Element boundary records
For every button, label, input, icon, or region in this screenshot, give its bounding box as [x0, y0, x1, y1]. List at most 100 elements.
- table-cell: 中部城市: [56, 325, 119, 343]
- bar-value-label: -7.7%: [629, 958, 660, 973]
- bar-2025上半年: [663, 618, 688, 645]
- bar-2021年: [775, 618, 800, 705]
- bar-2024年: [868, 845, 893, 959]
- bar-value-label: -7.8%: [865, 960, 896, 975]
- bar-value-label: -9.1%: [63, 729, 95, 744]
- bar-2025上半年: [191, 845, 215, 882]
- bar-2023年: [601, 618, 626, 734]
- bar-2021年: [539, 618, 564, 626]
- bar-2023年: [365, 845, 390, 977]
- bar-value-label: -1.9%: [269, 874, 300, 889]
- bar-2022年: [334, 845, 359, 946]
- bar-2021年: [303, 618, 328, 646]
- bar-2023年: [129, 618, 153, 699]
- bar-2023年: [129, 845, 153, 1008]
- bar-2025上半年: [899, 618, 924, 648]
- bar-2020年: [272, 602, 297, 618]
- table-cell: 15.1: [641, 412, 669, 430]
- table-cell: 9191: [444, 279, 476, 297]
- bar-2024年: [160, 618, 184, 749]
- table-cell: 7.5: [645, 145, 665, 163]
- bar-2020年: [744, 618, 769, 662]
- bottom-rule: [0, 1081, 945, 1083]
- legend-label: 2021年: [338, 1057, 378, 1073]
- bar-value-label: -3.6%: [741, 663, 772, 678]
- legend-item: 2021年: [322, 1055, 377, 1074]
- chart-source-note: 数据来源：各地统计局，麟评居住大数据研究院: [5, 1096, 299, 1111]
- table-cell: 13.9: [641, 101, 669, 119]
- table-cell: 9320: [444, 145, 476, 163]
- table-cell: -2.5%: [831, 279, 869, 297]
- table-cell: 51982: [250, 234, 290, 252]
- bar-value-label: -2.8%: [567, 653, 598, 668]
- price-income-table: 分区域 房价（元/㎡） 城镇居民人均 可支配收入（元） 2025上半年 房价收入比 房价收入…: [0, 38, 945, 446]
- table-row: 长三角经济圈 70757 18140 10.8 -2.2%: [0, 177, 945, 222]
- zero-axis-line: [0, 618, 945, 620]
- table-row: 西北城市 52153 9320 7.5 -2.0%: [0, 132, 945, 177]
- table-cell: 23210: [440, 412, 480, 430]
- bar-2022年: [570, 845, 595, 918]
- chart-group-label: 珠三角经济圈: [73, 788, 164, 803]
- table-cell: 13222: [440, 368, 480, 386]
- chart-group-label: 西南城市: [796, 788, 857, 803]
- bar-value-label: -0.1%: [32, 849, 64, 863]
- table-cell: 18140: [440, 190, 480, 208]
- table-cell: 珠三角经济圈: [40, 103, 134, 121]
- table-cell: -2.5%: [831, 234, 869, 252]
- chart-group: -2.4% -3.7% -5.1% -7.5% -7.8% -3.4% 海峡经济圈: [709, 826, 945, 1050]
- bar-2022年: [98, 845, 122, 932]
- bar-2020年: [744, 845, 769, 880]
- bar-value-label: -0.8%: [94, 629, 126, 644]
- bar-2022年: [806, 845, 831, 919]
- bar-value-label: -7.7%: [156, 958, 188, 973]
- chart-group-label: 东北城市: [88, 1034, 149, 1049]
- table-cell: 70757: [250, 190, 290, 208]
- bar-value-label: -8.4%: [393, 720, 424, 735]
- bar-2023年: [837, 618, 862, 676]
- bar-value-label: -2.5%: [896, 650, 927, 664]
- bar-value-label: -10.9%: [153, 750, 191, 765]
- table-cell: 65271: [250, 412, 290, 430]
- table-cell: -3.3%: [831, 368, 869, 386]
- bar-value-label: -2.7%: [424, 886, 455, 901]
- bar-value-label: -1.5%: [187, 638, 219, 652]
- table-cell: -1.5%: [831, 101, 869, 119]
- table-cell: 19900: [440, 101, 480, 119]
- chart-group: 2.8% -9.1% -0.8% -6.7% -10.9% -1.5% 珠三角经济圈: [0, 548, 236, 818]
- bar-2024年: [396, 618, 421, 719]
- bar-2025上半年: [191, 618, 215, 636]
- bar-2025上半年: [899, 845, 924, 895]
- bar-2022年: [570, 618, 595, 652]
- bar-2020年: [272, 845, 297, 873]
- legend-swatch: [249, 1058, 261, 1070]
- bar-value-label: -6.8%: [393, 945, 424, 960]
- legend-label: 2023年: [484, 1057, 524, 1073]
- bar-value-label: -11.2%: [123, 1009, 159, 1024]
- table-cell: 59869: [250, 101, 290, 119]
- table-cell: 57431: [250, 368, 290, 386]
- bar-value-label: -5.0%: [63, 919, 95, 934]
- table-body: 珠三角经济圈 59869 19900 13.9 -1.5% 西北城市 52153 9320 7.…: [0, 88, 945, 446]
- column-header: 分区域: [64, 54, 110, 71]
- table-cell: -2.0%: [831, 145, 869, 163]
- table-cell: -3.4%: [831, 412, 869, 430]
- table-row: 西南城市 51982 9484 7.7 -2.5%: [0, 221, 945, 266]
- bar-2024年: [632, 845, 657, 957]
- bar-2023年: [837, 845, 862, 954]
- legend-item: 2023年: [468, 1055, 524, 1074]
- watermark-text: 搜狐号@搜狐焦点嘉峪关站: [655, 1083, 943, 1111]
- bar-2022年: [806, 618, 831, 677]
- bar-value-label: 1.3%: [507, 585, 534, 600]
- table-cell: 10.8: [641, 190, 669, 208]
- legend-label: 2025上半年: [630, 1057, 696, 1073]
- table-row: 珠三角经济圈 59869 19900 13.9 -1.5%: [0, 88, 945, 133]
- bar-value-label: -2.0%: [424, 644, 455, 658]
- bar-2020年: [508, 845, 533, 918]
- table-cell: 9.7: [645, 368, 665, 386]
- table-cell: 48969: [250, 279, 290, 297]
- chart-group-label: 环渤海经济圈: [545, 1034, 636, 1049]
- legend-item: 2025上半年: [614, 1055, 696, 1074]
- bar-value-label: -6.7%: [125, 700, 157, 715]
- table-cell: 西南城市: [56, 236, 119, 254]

**What you are asked to do**
Rewrite all the entries above, changing "bar-value-label" to "value-tag" wherever it appears and leaving every other part of each line unchanged.

**Finished exercise**
For every button, label, input, icon, or region in this screenshot, give its bounding box as [x0, y0, x1, y1]. List at most 100 elements.
- table-cell: 中部城市: [56, 325, 119, 343]
- value-tag: -7.7%: [629, 958, 660, 973]
- bar-2025上半年: [663, 618, 688, 645]
- bar-2021年: [775, 618, 800, 705]
- bar-2024年: [868, 845, 893, 959]
- value-tag: -7.8%: [865, 960, 896, 975]
- value-tag: -9.1%: [63, 729, 95, 744]
- bar-2025上半年: [191, 845, 215, 882]
- bar-2023年: [601, 618, 626, 734]
- bar-2021年: [539, 618, 564, 626]
- bar-2023年: [365, 845, 390, 977]
- value-tag: -1.9%: [269, 874, 300, 889]
- bar-2022年: [334, 845, 359, 946]
- bar-2021年: [303, 618, 328, 646]
- bar-2023年: [129, 618, 153, 699]
- bar-2023年: [129, 845, 153, 1008]
- bar-2025上半年: [899, 618, 924, 648]
- bar-2020年: [272, 602, 297, 618]
- table-cell: 15.1: [641, 412, 669, 430]
- table-cell: 9191: [444, 279, 476, 297]
- bar-2024年: [160, 618, 184, 749]
- table-cell: 7.5: [645, 145, 665, 163]
- bar-2020年: [744, 618, 769, 662]
- bottom-rule: [0, 1081, 945, 1083]
- legend-label: 2021年: [338, 1057, 378, 1073]
- value-tag: -3.6%: [741, 663, 772, 678]
- legend-item: 2021年: [322, 1055, 377, 1074]
- chart-source-note: 数据来源：各地统计局，麟评居住大数据研究院: [5, 1096, 299, 1111]
- table-cell: 13.9: [641, 101, 669, 119]
- table-cell: 9320: [444, 145, 476, 163]
- table-cell: -2.5%: [831, 279, 869, 297]
- table-cell: 51982: [250, 234, 290, 252]
- value-tag: -2.8%: [567, 653, 598, 668]
- price-income-table: 分区域 房价（元/㎡） 城镇居民人均 可支配收入（元） 2025上半年 房价收入比 房价收入…: [0, 38, 945, 446]
- table-row: 长三角经济圈 70757 18140 10.8 -2.2%: [0, 177, 945, 222]
- zero-axis-line: [0, 618, 945, 620]
- table-row: 西北城市 52153 9320 7.5 -2.0%: [0, 132, 945, 177]
- table-cell: 23210: [440, 412, 480, 430]
- bar-2022年: [570, 845, 595, 918]
- chart-group-label: 珠三角经济圈: [73, 788, 164, 803]
- table-cell: 13222: [440, 368, 480, 386]
- chart-group-label: 西南城市: [796, 788, 857, 803]
- value-tag: -0.1%: [32, 849, 64, 863]
- table-cell: 18140: [440, 190, 480, 208]
- table-cell: 珠三角经济圈: [40, 103, 134, 121]
- table-cell: -2.5%: [831, 234, 869, 252]
- chart-group: -2.4% -3.7% -5.1% -7.5% -7.8% -3.4% 海峡经济圈: [709, 826, 945, 1050]
- bar-2022年: [98, 845, 122, 932]
- bar-2020年: [744, 845, 769, 880]
- value-tag: -0.8%: [94, 629, 126, 644]
- bar-2022年: [806, 845, 831, 919]
- value-tag: -7.7%: [156, 958, 188, 973]
- chart-group-label: 东北城市: [88, 1034, 149, 1049]
- table-cell: 70757: [250, 190, 290, 208]
- value-tag: -8.4%: [393, 720, 424, 735]
- bar-2023年: [837, 618, 862, 676]
- value-tag: -2.5%: [896, 650, 927, 664]
- value-tag: -10.9%: [153, 750, 191, 765]
- table-cell: 65271: [250, 412, 290, 430]
- table-cell: -3.3%: [831, 368, 869, 386]
- value-tag: -2.7%: [424, 886, 455, 901]
- value-tag: -1.5%: [187, 638, 219, 652]
- table-cell: -1.5%: [831, 101, 869, 119]
- table-cell: 19900: [440, 101, 480, 119]
- chart-group: 2.8% -9.1% -0.8% -6.7% -10.9% -1.5% 珠三角经济圈: [0, 548, 236, 818]
- bar-2024年: [396, 618, 421, 719]
- bar-2025上半年: [191, 618, 215, 636]
- bar-2025上半年: [899, 845, 924, 895]
- bar-2022年: [570, 618, 595, 652]
- bar-2020年: [272, 845, 297, 873]
- legend-swatch: [249, 1058, 261, 1070]
- value-tag: -6.8%: [393, 945, 424, 960]
- legend-label: 2023年: [484, 1057, 524, 1073]
- value-tag: -11.2%: [123, 1009, 159, 1024]
- table-cell: 59869: [250, 101, 290, 119]
- table-cell: 57431: [250, 368, 290, 386]
- value-tag: -5.0%: [63, 919, 95, 934]
- table-body: 珠三角经济圈 59869 19900 13.9 -1.5% 西北城市 52153 9320 7.…: [0, 88, 945, 446]
- column-header: 分区域: [64, 54, 110, 71]
- table-cell: -2.0%: [831, 145, 869, 163]
- table-cell: -3.4%: [831, 412, 869, 430]
- table-row: 西南城市 51982 9484 7.7 -2.5%: [0, 221, 945, 266]
- bar-2024年: [632, 845, 657, 957]
- bar-2023年: [837, 845, 862, 954]
- legend-item: 2023年: [468, 1055, 524, 1074]
- watermark-text: 搜狐号@搜狐焦点嘉峪关站: [655, 1083, 943, 1111]
- bar-2022年: [806, 618, 831, 677]
- value-tag: 1.3%: [507, 585, 534, 600]
- table-cell: 10.8: [641, 190, 669, 208]
- legend-label: 2025上半年: [630, 1057, 696, 1073]
- table-row: 珠三角经济圈 59869 19900 13.9 -1.5%: [0, 88, 945, 133]
- value-tag: -2.0%: [424, 644, 455, 658]
- bar-2020年: [508, 845, 533, 918]
- table-cell: 9.7: [645, 368, 665, 386]
- table-cell: 48969: [250, 279, 290, 297]
- chart-group-label: 环渤海经济圈: [545, 1034, 636, 1049]
- legend-item: 2025上半年: [614, 1055, 696, 1074]
- value-tag: -6.7%: [125, 700, 157, 715]
- table-cell: 西南城市: [56, 236, 119, 254]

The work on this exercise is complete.